■ Stored rows
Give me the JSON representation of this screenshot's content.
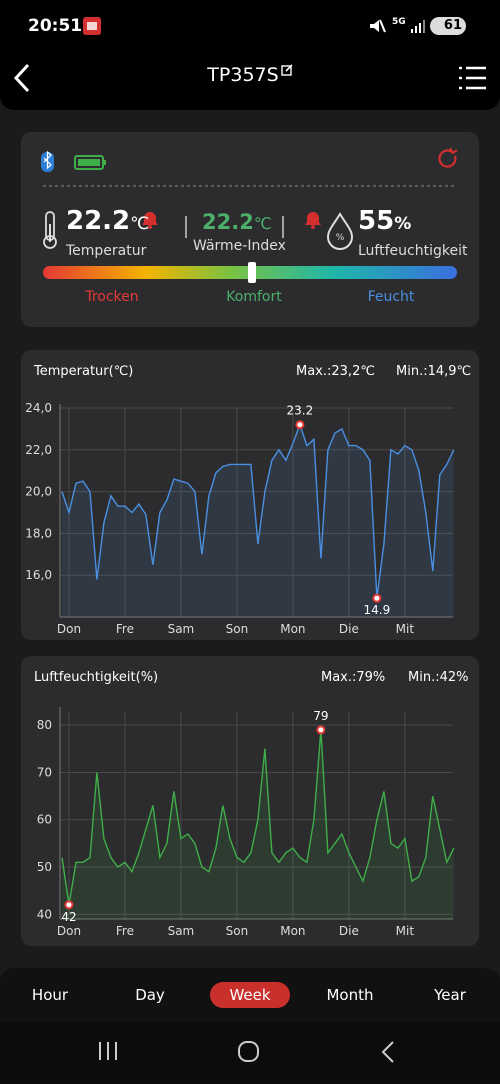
{
  "status_bar": {
    "time": "20:51",
    "network": "5G",
    "battery": "61"
  },
  "header": {
    "title": "TP357S"
  },
  "summary": {
    "temperature": {
      "value": "22.2",
      "unit": "℃",
      "label": "Temperatur"
    },
    "heat_index": {
      "value": "22.2",
      "unit": "℃",
      "label": "Wärme-Index"
    },
    "humidity": {
      "value": "55",
      "unit": "%",
      "label": "Luftfeuchtigkeit"
    },
    "scale_labels": [
      "Trocken",
      "Komfort",
      "Feucht"
    ]
  },
  "chart_data": [
    {
      "type": "line",
      "title": "Temperatur(℃)",
      "max_label": "Max.:23,2℃",
      "min_label": "Min.:14,9℃",
      "x": [
        -0.125,
        0,
        0.125,
        0.25,
        0.375,
        0.5,
        0.625,
        0.75,
        0.875,
        1,
        1.125,
        1.25,
        1.375,
        1.5,
        1.625,
        1.75,
        1.875,
        2,
        2.125,
        2.25,
        2.375,
        2.5,
        2.625,
        2.75,
        2.875,
        3,
        3.125,
        3.25,
        3.375,
        3.5,
        3.625,
        3.75,
        3.875,
        4,
        4.125,
        4.25,
        4.375,
        4.5,
        4.625,
        4.75,
        4.875,
        5,
        5.125,
        5.25,
        5.375,
        5.5,
        5.625,
        5.75,
        5.875,
        6,
        6.125,
        6.25,
        6.375,
        6.5,
        6.625,
        6.75,
        6.875
      ],
      "series": [
        {
          "color": "#4a90e2",
          "values": [
            20.0,
            19.0,
            20.4,
            20.5,
            20.0,
            15.8,
            18.5,
            19.8,
            19.3,
            19.3,
            19.0,
            19.4,
            18.9,
            16.5,
            19.0,
            19.6,
            20.6,
            20.5,
            20.4,
            20.0,
            17.0,
            19.8,
            20.9,
            21.2,
            21.3,
            21.3,
            21.3,
            21.3,
            17.5,
            20.0,
            21.5,
            22.0,
            21.5,
            22.3,
            23.2,
            22.2,
            22.5,
            16.8,
            22.0,
            22.8,
            23.0,
            22.2,
            22.2,
            22.0,
            21.5,
            14.9,
            17.5,
            22.0,
            21.8,
            22.2,
            22.0,
            21.0,
            19.0,
            16.2,
            20.8,
            21.3,
            22.0
          ]
        }
      ],
      "xlim": [
        -0.16,
        6.86
      ],
      "xticks": [
        {
          "value": 0,
          "label": "Don"
        },
        {
          "value": 1,
          "label": "Fre"
        },
        {
          "value": 2,
          "label": "Sam"
        },
        {
          "value": 3,
          "label": "Son"
        },
        {
          "value": 4,
          "label": "Mon"
        },
        {
          "value": 5,
          "label": "Die"
        },
        {
          "value": 6,
          "label": "Mit"
        }
      ],
      "ylim": [
        14,
        24
      ],
      "yticks": [
        {
          "value": 16,
          "label": "16,0"
        },
        {
          "value": 18,
          "label": "18,0"
        },
        {
          "value": 20,
          "label": "20,0"
        },
        {
          "value": 22,
          "label": "22,0"
        },
        {
          "value": 24,
          "label": "24,0"
        }
      ],
      "grid": true
    },
    {
      "type": "line",
      "title": "Luftfeuchtigkeit(%)",
      "max_label": "Max.:79%",
      "min_label": "Min.:42%",
      "x": [
        -0.125,
        0,
        0.125,
        0.25,
        0.375,
        0.5,
        0.625,
        0.75,
        0.875,
        1,
        1.125,
        1.25,
        1.375,
        1.5,
        1.625,
        1.75,
        1.875,
        2,
        2.125,
        2.25,
        2.375,
        2.5,
        2.625,
        2.75,
        2.875,
        3,
        3.125,
        3.25,
        3.375,
        3.5,
        3.625,
        3.75,
        3.875,
        4,
        4.125,
        4.25,
        4.375,
        4.5,
        4.625,
        4.75,
        4.875,
        5,
        5.125,
        5.25,
        5.375,
        5.5,
        5.625,
        5.75,
        5.875,
        6,
        6.125,
        6.25,
        6.375,
        6.5,
        6.625,
        6.75,
        6.875
      ],
      "series": [
        {
          "color": "#3fae49",
          "values": [
            52,
            42,
            51,
            51,
            52,
            70,
            56,
            52,
            50,
            51,
            49,
            53,
            58,
            63,
            52,
            55,
            66,
            56,
            57,
            55,
            50,
            49,
            54,
            63,
            56,
            52,
            51,
            53,
            60,
            75,
            53,
            51,
            53,
            54,
            52,
            51,
            60,
            79,
            53,
            55,
            57,
            53,
            50,
            47,
            52,
            60,
            66,
            55,
            54,
            56,
            47,
            48,
            52,
            65,
            58,
            51,
            54
          ]
        }
      ],
      "xlim": [
        -0.16,
        6.86
      ],
      "xticks": [
        {
          "value": 0,
          "label": "Don"
        },
        {
          "value": 1,
          "label": "Fre"
        },
        {
          "value": 2,
          "label": "Sam"
        },
        {
          "value": 3,
          "label": "Son"
        },
        {
          "value": 4,
          "label": "Mon"
        },
        {
          "value": 5,
          "label": "Die"
        },
        {
          "value": 6,
          "label": "Mit"
        }
      ],
      "ylim": [
        39,
        83
      ],
      "yticks": [
        40,
        50,
        60,
        70,
        80
      ],
      "grid": true
    }
  ],
  "tabs": {
    "items": [
      "Hour",
      "Day",
      "Week",
      "Month",
      "Year"
    ],
    "selected": "Week"
  }
}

■ Aim of the task
Look through the data above. Copy every line with the string "Luftfeuchtigkeit" in it.

■ Output for this task
      "label": "Luftfeuchtigkeit"
      "title": "Luftfeuchtigkeit(%)",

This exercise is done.